Extract every line of the material that holds the string "connection".

::: ROWS :::

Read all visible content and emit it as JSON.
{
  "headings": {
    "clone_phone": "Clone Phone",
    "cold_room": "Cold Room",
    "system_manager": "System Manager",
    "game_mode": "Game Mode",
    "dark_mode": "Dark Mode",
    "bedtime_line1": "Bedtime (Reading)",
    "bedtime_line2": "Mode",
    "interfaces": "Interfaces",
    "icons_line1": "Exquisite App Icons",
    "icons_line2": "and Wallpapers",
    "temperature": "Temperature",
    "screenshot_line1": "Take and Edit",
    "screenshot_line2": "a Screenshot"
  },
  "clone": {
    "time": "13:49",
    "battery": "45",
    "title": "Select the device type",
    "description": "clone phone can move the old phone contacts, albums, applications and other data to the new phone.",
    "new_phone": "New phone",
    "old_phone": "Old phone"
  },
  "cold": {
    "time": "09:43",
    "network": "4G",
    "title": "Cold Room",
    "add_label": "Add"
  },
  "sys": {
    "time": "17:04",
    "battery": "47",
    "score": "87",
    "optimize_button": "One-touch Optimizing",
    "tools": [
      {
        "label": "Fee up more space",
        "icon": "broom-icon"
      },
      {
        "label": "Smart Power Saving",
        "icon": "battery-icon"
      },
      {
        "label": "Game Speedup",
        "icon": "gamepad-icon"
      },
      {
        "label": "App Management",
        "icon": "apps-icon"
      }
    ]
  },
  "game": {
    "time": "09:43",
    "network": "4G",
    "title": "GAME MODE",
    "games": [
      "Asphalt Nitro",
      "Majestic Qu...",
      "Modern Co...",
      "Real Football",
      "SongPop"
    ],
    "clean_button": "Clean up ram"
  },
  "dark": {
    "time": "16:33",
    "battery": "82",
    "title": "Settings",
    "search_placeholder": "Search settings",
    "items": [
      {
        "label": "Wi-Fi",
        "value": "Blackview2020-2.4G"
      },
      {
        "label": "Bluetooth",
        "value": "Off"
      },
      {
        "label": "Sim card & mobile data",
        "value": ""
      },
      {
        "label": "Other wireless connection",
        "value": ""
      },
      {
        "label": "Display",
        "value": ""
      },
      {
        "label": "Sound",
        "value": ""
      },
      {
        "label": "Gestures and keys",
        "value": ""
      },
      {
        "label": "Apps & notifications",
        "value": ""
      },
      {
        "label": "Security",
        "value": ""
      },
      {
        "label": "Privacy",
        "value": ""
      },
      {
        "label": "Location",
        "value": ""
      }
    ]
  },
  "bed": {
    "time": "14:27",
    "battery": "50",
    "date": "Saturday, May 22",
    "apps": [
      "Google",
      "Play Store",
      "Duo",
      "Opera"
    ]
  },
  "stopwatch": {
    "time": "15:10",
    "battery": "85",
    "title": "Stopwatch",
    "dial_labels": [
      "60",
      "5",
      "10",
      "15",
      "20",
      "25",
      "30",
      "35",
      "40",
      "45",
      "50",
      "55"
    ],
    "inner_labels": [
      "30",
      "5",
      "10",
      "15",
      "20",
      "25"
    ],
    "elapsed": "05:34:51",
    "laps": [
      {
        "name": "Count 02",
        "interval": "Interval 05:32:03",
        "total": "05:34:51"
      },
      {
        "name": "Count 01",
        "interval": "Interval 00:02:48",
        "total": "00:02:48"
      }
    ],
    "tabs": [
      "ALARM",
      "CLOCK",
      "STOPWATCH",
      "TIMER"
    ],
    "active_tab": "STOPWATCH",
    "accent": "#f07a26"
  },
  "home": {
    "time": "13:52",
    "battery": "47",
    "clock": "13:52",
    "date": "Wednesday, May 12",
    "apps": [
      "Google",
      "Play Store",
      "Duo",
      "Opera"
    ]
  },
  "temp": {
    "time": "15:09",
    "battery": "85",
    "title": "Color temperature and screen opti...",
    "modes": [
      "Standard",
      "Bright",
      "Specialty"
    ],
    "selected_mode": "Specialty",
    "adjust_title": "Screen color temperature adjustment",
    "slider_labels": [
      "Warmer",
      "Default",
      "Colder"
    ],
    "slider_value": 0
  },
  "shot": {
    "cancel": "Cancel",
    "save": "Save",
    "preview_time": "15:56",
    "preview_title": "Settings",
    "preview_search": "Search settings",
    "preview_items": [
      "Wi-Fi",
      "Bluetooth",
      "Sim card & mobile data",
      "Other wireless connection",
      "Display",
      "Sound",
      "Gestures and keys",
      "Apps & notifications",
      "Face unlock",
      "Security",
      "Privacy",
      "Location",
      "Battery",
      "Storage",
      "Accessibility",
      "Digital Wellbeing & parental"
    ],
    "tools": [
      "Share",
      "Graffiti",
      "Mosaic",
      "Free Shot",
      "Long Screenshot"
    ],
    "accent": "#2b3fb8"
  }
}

:::

## EXERCISE ANSWER
        "label": "Other wireless connection",
      "Other wireless connection",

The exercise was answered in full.